**SHORT EXERCISE:** Answer with a number only: how many lines of the data contain "name"?

Figure collection entries
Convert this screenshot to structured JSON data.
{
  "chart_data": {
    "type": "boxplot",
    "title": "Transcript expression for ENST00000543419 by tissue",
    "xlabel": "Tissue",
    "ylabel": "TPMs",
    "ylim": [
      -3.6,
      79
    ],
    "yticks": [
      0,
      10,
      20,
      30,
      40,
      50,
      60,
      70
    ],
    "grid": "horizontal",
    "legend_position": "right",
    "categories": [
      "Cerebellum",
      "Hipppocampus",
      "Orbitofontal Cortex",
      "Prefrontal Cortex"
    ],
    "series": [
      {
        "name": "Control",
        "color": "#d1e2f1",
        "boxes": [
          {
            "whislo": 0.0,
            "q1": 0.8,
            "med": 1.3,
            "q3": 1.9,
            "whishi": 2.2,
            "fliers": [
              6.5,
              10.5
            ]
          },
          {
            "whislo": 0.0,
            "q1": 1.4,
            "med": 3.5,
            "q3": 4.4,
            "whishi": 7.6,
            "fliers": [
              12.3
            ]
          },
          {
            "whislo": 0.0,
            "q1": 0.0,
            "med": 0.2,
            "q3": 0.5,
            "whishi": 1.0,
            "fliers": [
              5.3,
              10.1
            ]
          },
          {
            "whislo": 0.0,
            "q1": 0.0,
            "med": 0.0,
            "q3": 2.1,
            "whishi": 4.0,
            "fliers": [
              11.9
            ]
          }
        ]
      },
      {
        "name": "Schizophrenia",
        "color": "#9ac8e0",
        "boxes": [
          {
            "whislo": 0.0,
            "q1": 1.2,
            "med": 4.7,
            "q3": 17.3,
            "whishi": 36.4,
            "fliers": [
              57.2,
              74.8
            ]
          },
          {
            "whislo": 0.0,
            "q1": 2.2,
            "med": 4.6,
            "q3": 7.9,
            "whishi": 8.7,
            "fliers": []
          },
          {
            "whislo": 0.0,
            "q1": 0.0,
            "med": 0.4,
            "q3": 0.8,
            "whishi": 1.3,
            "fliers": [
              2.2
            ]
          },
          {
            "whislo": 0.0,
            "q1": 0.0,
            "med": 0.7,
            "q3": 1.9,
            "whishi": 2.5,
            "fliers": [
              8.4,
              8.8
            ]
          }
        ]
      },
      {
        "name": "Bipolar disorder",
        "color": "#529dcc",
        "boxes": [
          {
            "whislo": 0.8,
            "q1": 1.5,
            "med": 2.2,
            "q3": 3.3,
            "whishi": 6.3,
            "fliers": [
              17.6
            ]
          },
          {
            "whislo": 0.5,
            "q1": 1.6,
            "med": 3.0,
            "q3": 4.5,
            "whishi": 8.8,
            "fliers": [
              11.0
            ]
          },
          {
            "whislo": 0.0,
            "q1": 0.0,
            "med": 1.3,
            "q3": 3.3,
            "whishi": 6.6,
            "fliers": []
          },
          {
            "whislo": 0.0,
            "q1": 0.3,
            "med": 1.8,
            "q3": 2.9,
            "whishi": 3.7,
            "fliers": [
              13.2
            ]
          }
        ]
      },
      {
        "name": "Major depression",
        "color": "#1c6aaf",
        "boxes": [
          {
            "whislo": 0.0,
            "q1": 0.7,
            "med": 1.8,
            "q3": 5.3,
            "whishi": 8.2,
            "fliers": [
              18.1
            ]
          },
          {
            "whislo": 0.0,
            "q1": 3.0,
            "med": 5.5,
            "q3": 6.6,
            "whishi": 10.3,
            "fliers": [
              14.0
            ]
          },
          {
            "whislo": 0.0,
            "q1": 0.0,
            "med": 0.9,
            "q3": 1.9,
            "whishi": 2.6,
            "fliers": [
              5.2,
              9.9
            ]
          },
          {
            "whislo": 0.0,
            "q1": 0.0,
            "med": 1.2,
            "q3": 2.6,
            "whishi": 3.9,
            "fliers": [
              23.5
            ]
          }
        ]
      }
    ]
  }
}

**ANSWER FOR THIS EXERCISE:** 4